== GOAL OF THE EXERCISE ==
Show all lines holding the string "Estudios".

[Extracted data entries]

┌──

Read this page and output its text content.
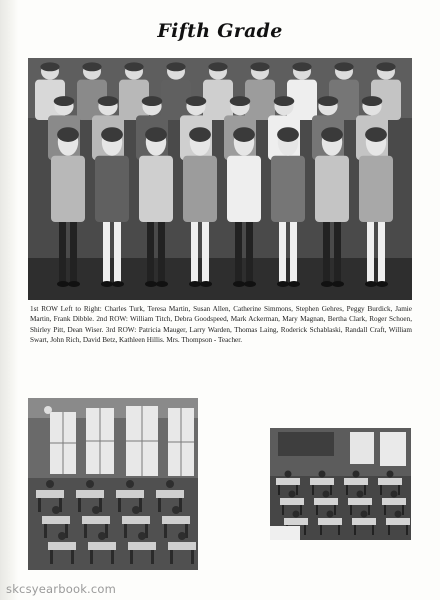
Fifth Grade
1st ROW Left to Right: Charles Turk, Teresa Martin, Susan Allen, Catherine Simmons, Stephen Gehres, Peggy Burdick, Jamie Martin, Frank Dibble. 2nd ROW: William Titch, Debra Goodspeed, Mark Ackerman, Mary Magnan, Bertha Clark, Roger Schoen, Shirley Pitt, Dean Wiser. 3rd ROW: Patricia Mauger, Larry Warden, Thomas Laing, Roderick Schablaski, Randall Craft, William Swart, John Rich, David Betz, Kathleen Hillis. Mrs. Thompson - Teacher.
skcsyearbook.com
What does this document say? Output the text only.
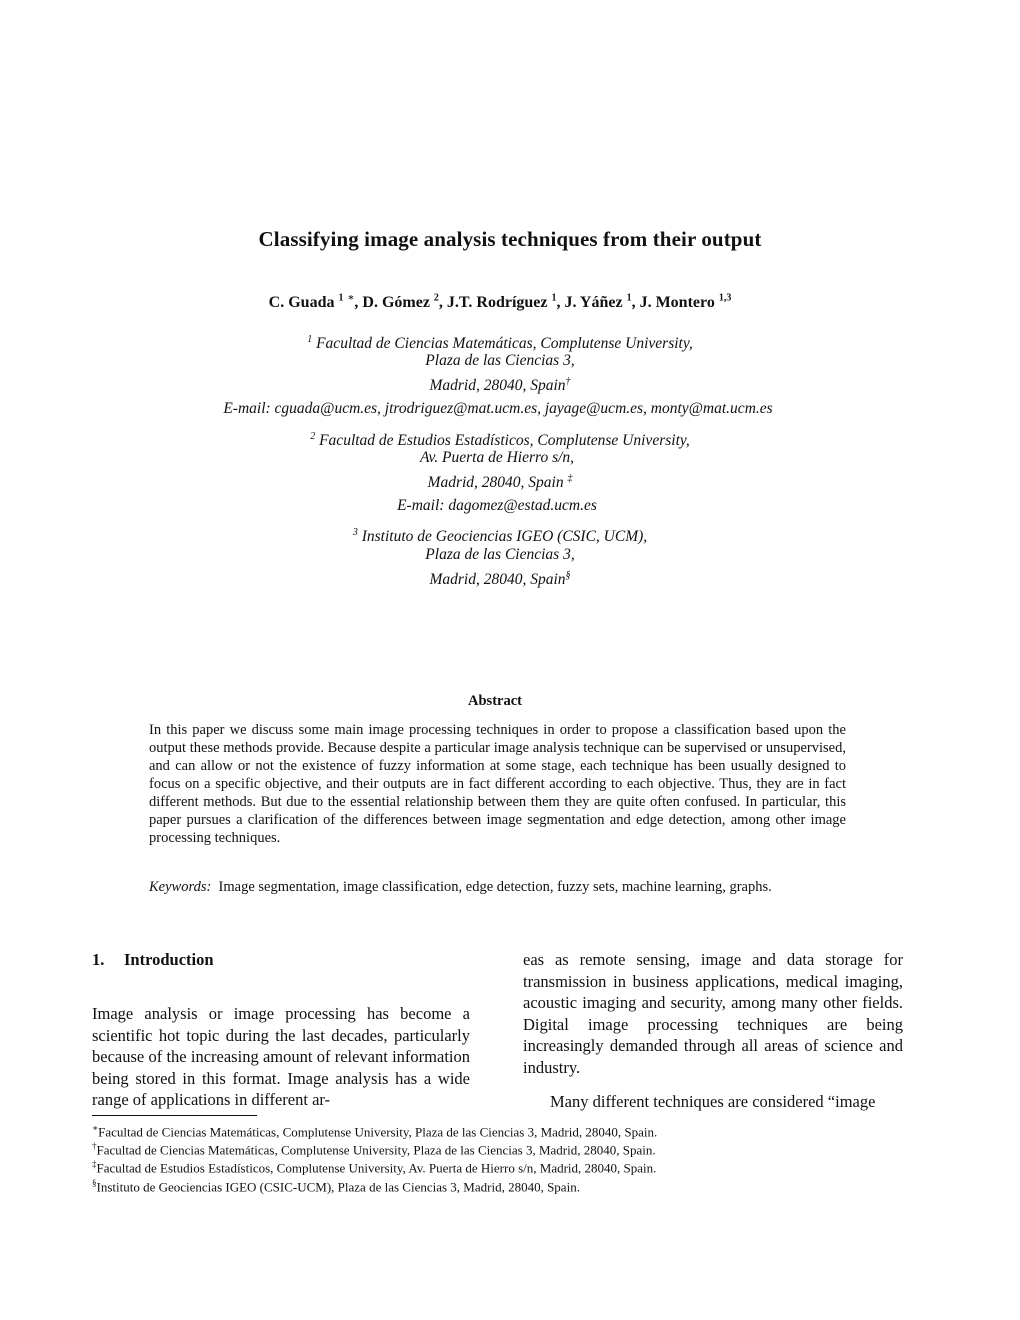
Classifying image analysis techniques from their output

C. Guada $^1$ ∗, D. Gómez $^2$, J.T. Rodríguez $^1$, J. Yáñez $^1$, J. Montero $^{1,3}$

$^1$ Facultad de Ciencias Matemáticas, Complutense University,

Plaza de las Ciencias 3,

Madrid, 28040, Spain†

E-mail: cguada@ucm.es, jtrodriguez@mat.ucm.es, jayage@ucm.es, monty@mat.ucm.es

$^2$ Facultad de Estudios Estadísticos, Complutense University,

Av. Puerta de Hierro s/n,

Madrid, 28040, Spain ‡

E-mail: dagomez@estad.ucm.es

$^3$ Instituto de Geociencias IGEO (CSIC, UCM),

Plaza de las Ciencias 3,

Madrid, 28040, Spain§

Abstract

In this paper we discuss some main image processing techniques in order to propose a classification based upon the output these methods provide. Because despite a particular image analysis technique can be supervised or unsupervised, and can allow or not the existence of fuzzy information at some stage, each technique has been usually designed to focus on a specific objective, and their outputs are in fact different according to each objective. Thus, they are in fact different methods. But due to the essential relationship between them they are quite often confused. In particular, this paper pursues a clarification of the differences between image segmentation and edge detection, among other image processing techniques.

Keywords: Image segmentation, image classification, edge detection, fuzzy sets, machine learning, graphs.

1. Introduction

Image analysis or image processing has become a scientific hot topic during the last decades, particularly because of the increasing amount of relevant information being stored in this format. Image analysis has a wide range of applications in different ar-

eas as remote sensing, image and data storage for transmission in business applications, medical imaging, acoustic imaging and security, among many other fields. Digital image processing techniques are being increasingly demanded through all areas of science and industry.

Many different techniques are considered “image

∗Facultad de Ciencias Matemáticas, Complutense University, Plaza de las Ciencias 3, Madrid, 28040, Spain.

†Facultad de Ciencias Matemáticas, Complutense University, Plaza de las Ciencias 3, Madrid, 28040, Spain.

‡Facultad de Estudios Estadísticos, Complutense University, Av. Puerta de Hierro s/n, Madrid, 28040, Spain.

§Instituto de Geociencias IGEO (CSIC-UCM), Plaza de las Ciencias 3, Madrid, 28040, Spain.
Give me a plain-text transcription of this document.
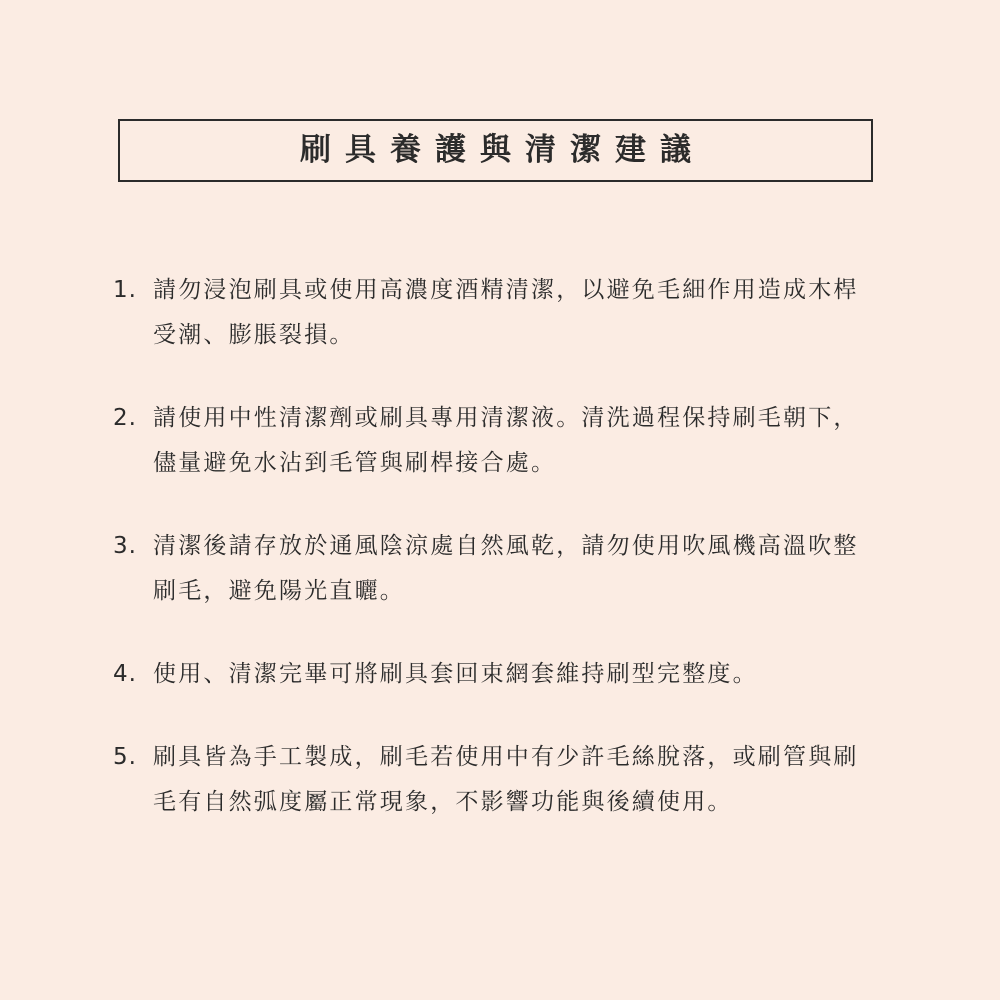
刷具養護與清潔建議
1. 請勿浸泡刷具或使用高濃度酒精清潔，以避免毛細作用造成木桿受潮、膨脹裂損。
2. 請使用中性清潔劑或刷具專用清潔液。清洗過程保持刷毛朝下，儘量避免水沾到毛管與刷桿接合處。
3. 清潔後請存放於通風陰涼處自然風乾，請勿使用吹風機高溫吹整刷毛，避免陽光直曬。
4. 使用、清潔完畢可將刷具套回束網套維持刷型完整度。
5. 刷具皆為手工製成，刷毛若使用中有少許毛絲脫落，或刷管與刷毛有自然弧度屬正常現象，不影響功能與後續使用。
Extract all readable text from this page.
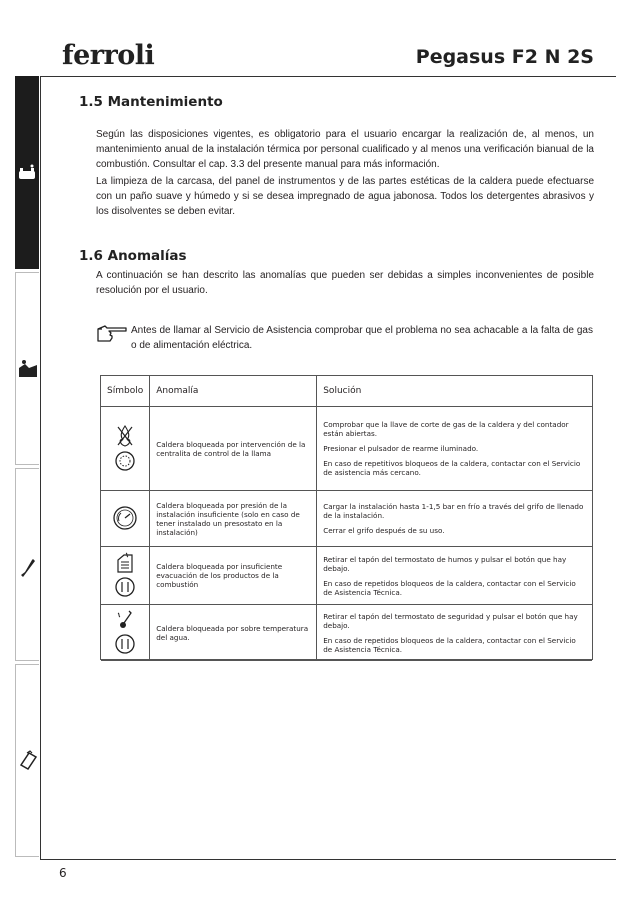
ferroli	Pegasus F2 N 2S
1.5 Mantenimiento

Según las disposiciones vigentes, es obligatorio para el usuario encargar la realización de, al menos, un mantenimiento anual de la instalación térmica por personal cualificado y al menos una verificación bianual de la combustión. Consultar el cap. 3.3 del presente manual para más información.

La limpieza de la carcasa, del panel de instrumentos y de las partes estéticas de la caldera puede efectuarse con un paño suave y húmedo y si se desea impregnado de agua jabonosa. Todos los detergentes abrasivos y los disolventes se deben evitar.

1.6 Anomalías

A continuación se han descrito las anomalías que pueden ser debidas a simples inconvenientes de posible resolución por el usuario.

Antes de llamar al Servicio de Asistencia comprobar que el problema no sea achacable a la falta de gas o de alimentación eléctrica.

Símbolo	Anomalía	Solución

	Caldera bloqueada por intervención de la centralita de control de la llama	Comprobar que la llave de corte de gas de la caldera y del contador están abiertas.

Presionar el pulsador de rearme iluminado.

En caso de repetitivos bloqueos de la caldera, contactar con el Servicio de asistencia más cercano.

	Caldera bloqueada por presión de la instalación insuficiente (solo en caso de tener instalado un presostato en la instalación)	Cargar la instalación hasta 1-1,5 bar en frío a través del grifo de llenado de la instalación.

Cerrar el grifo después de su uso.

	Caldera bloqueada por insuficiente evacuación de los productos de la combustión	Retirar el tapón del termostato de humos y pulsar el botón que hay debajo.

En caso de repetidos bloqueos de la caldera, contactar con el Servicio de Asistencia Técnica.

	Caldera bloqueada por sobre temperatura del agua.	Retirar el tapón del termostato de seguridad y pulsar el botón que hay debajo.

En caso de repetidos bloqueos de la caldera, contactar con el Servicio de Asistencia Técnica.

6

└──

== FINISHED EXERCISE ==
$^2$ Facultad de Estudios Estadísticos, Complutense University,
‡Facultad de Estudios Estadísticos, Complutense University, Av. Puerta de Hierro s/n, Madrid, 28040, Spain.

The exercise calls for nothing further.